_EXERCISE TASKS:_
1. In the text on cultivating wisdom, which ingredient of wisdom calls for considering the consequences and implications of your actions ahead of time?
2. Output, word for word, the portion of the text on cultivating wisdom that begins at the words "Let’s break those" and ends after the words "a way forward.".

_DOCUMENT TEXT:_
========

Another example: leading through change. This is all about stepping boldly and wisely into an unknown future. We might think we know what’s going to happen, but we actually don’t. We can’t Gantt chart everything. The stuff we can’t put in a project plan requires wisdom: making the right calls amidst the moral dilemmas that change inevitably brings. Not easy stuff.

Wisdom: Your value as a leader will only increase the more you cultivate it.

Cultivating Wisdom

To cultivate wisdom, you need a few key ingredients:

  1. A breadth of experience
  2. Experience over time
  3. A reflective practice
  4. Foresight

Let’s break those down a little more:

Breadth of experience: When we face a complex situation that we’ve never encountered before, we could get flummoxed. Yet, if the details are new, the patterns may not be. If we’ve experienced a range of challenges in different environments, we’re more likely to recognise the broader patterns at play in our current situation, and be able to discern a way forward.

Experience over time: It’s not enough to have a load of one-off experiences in different domains. To have wisdom, you need to earn it through showing up time and time again. Take my son’s driving. He didn’t gain his skills, knowledge and confidence from just one go at it. He’s gone time and time and time again, each time building up a little more perspective to help him begin to cultivate the seeds of wisdom that I’m seeing coming through now.

A reflective practice: You might have experience, but have you learned from it? The wisest people I know deliberately and regularly take time out to reflect, inquire, and learn from experience. They know how to slow down and practice being unhurried. That way, they’re more easily able to discern the real insights that can be applied to new situations in the future.

Foresight: Wisdom requires the ability to consider the consequences and implications of your actions ahead of time. It means taking the time to consider different scenarios and look at them from multiple perspectives. It requires the humility and curiosity to know that you don’t have the full picture, and the willingness to seek it out.

========

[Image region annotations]
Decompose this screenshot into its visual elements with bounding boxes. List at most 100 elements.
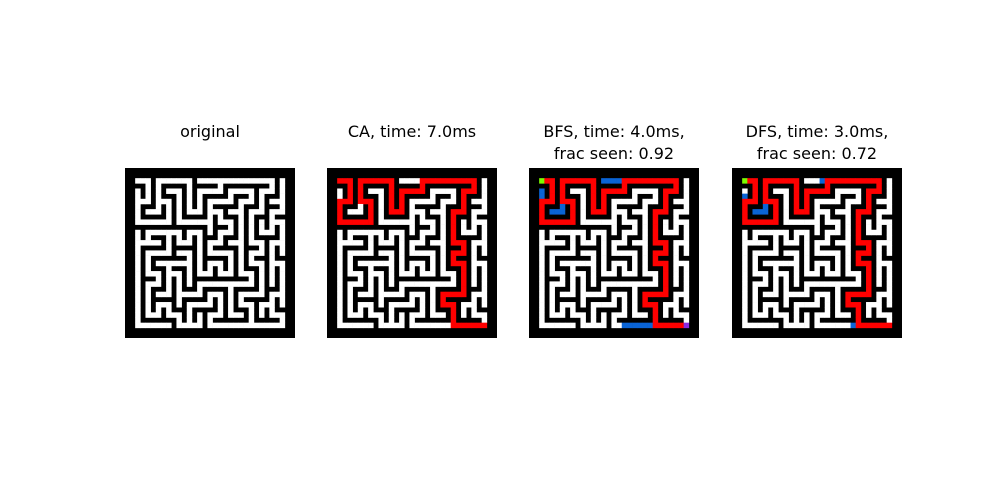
open-cell [166, 265, 172, 272]
open-cell [424, 229, 431, 236]
open-cell [580, 312, 586, 318]
open-cell [829, 281, 836, 287]
open-cell [160, 250, 167, 256]
open-cell [212, 260, 219, 267]
open-cell [461, 307, 467, 313]
open-cell [767, 291, 774, 298]
path-cell [590, 193, 597, 200]
open-cell [673, 240, 679, 246]
open-cell [140, 322, 146, 329]
open-cell [155, 188, 162, 194]
open-cell [248, 224, 255, 231]
open-cell [819, 291, 826, 298]
path-cell [663, 209, 669, 215]
open-cell [559, 271, 566, 277]
open-cell [824, 265, 831, 272]
open-cell [279, 224, 286, 231]
open-cell [570, 312, 576, 318]
open-cell [248, 178, 255, 184]
open-cell [767, 322, 774, 329]
open-cell [362, 229, 369, 236]
open-cell [637, 188, 643, 194]
open-cell [742, 265, 748, 272]
path-cell [855, 322, 862, 329]
open-cell [217, 234, 224, 241]
open-cell [212, 198, 219, 205]
path-cell [752, 178, 758, 184]
open-cell [783, 317, 789, 323]
open-cell [481, 291, 488, 298]
open-cell [601, 322, 607, 329]
open-cell [683, 265, 690, 272]
open-cell [580, 209, 586, 215]
open-cell [150, 271, 157, 277]
open-cell [393, 302, 400, 308]
path-cell [663, 178, 669, 184]
open-cell [663, 312, 669, 318]
open-cell [804, 219, 810, 225]
open-cell [388, 302, 395, 308]
explored-cell [762, 209, 769, 215]
open-cell [886, 260, 893, 267]
open-cell [155, 209, 162, 215]
path-cell [357, 183, 364, 189]
path-cell [652, 312, 659, 318]
open-cell [186, 265, 193, 272]
open-cell [135, 296, 141, 303]
open-cell [762, 271, 769, 277]
open-cell [145, 286, 151, 293]
open-cell [243, 178, 250, 184]
open-cell [233, 188, 239, 194]
open-cell [476, 312, 482, 318]
open-cell [135, 271, 141, 277]
open-cell [819, 250, 826, 256]
path-cell [455, 291, 462, 298]
open-cell [752, 296, 758, 303]
open-cell [362, 291, 369, 298]
open-cell [259, 302, 265, 308]
open-cell [135, 229, 141, 236]
path-cell [860, 250, 867, 256]
path-cell [337, 209, 343, 215]
open-cell [621, 229, 628, 236]
open-cell [424, 250, 431, 256]
open-cell [352, 250, 359, 256]
path-cell [549, 219, 555, 225]
open-cell [409, 203, 415, 210]
open-cell [419, 240, 426, 246]
open-cell [274, 312, 280, 318]
open-cell [668, 302, 674, 308]
open-cell [461, 229, 467, 236]
open-cell [601, 240, 607, 246]
open-cell [197, 198, 203, 205]
open-cell [549, 271, 555, 277]
open-cell [757, 250, 764, 256]
open-cell [383, 291, 390, 298]
open-cell [845, 322, 851, 329]
path-cell [388, 188, 395, 194]
open-cell [580, 203, 586, 210]
open-cell [430, 302, 436, 308]
open-cell [430, 260, 436, 267]
open-cell [279, 209, 286, 215]
open-cell [539, 245, 545, 251]
open-cell [580, 240, 586, 246]
open-cell [570, 276, 576, 282]
open-cell [616, 291, 623, 298]
open-cell [171, 229, 177, 236]
open-cell [440, 281, 446, 287]
open-cell [632, 240, 638, 246]
path-cell [855, 307, 862, 313]
open-cell [197, 286, 203, 293]
open-cell [150, 219, 157, 225]
open-cell [742, 255, 748, 262]
path-cell [663, 245, 669, 251]
open-cell [570, 265, 576, 272]
open-cell [539, 286, 545, 293]
explored-cell [616, 178, 623, 184]
open-cell [886, 250, 893, 256]
open-cell [373, 312, 379, 318]
open-cell [440, 234, 446, 241]
open-cell [135, 234, 141, 241]
open-cell [160, 291, 167, 298]
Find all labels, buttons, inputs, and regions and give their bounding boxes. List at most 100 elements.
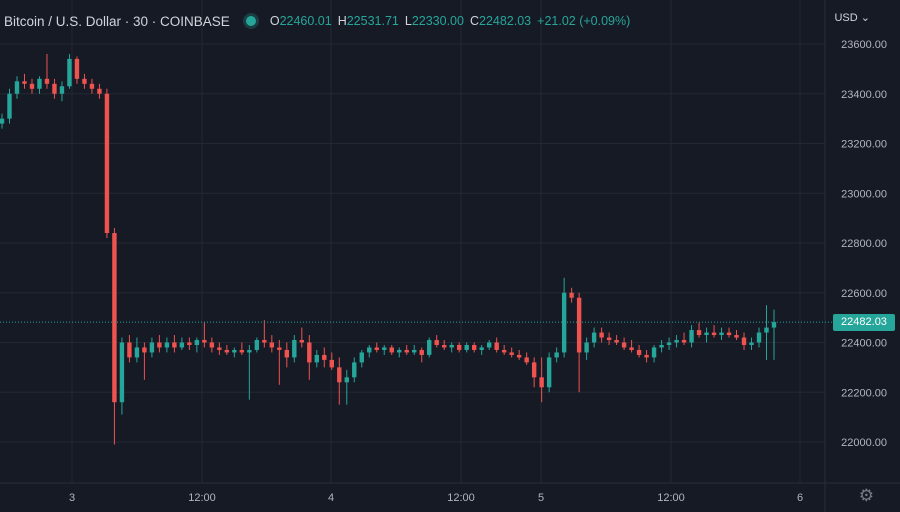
candle-body — [434, 340, 439, 345]
candle-body — [576, 297, 582, 353]
candle-body — [352, 362, 357, 378]
candle-body — [22, 81, 27, 84]
candle-body — [179, 342, 185, 348]
candle-body — [569, 292, 574, 298]
candle-body — [307, 342, 312, 363]
close-value: 22482.03 — [479, 14, 532, 28]
candle-body — [112, 233, 117, 403]
candle-body — [666, 342, 672, 345]
candle-body — [419, 349, 424, 355]
candle-body — [382, 347, 387, 350]
chevron-down-icon: ⌄ — [860, 12, 870, 24]
candle-body — [621, 342, 627, 348]
candle-body — [374, 347, 379, 350]
candle-body — [149, 342, 155, 353]
last-price-label: 22482.03 — [833, 314, 895, 331]
candle-body — [704, 332, 709, 336]
candle-body — [277, 347, 282, 350]
ohlc-readout: O22460.01 H22531.71 L22330.00 C22482.03 … — [270, 14, 630, 28]
candle-body — [681, 340, 687, 343]
y-tick-label: 23600.00 — [841, 39, 887, 51]
y-tick-label: 23000.00 — [841, 188, 887, 200]
y-tick-label: 23200.00 — [841, 139, 887, 151]
currency-label: USD — [834, 12, 858, 24]
open-value: 22460.01 — [279, 14, 332, 28]
symbol-title[interactable]: Bitcoin / U.S. Dollar · 30 · COINBASE — [4, 13, 230, 29]
candle-body — [194, 340, 200, 345]
candle-body — [187, 342, 192, 345]
x-tick-label: 3 — [69, 492, 75, 504]
candle-body — [412, 349, 417, 353]
candle-body — [457, 344, 462, 350]
candle-body — [651, 347, 657, 358]
candle-body — [486, 342, 492, 348]
candle-body — [501, 349, 507, 353]
candle-body — [82, 78, 87, 84]
candle-body — [52, 83, 57, 94]
candle-body — [561, 292, 567, 353]
candle-body — [494, 342, 499, 350]
gear-icon[interactable]: ⚙ — [858, 486, 874, 505]
candle-body — [629, 347, 634, 350]
candle-body — [14, 81, 20, 94]
candle-body — [442, 344, 447, 348]
candle-body — [134, 347, 140, 358]
candle-body — [726, 332, 732, 336]
x-tick-label: 5 — [538, 492, 544, 504]
candle-body — [239, 349, 245, 353]
open-label: O — [269, 14, 280, 28]
x-tick-label: 12:00 — [657, 492, 685, 504]
chart-header: Bitcoin / U.S. Dollar · 30 · COINBASE O2… — [4, 11, 630, 31]
candle-body — [104, 93, 110, 234]
candle-body — [711, 332, 717, 336]
candle-body — [314, 354, 319, 363]
x-tick-label: 6 — [797, 492, 803, 504]
candle-body — [322, 354, 327, 360]
candle-body — [0, 118, 5, 124]
x-tick-label: 4 — [328, 492, 334, 504]
low-label: L — [404, 14, 412, 28]
candle-body — [449, 344, 454, 348]
y-tick-label: 22200.00 — [841, 387, 887, 399]
candle-body — [269, 342, 275, 348]
candle-body — [696, 330, 702, 336]
x-tick-label: 12:00 — [188, 492, 216, 504]
high-label: H — [337, 14, 347, 28]
candle-body — [659, 344, 664, 348]
candle-body — [427, 340, 432, 355]
candle-body — [44, 78, 50, 84]
candle-body — [74, 58, 80, 79]
candle-body — [599, 332, 604, 338]
candle-body — [59, 86, 65, 94]
candle-body — [636, 349, 642, 355]
change-value: +21.02 (+0.09%) — [537, 14, 631, 28]
candle-body — [254, 340, 260, 350]
candle-body — [389, 347, 394, 353]
candle-body — [284, 349, 290, 358]
candle-body — [464, 344, 469, 350]
candle-body — [209, 342, 215, 348]
candle-body — [164, 342, 170, 348]
candle-body — [689, 330, 694, 343]
candle-body — [546, 357, 552, 388]
candle-body — [539, 377, 544, 388]
y-tick-label: 22000.00 — [841, 437, 887, 449]
candle-body — [67, 58, 72, 87]
candle-body — [142, 347, 147, 353]
candle-body — [764, 327, 769, 333]
y-tick-label: 22600.00 — [841, 288, 887, 300]
candle-body — [554, 352, 559, 358]
market-status-icon — [245, 16, 256, 26]
candle-body — [614, 340, 619, 343]
candle-body — [292, 340, 297, 358]
candle-body — [224, 349, 230, 353]
candle-body — [397, 349, 402, 353]
candle-body — [524, 357, 529, 363]
currency-selector[interactable]: USD ⌄ — [834, 11, 870, 24]
candle-body — [127, 342, 132, 358]
candle-body — [584, 342, 589, 353]
candle-body — [172, 342, 177, 348]
candle-body — [299, 340, 305, 343]
close-label: C — [469, 14, 479, 28]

========

_ANSWERS TO THE PROBLEMS:_
1. Foresight.

2.
Let’s break those down a little more:

Breadth of experience: When we face a complex situation that we’ve never encountered before, we could get flummoxed. Yet, if the details are new, the patterns may not be. If we’ve experienced a range of challenges in different environments, we’re more likely to recognise the broader patterns at play in our current situation, and be able to discern a way forward.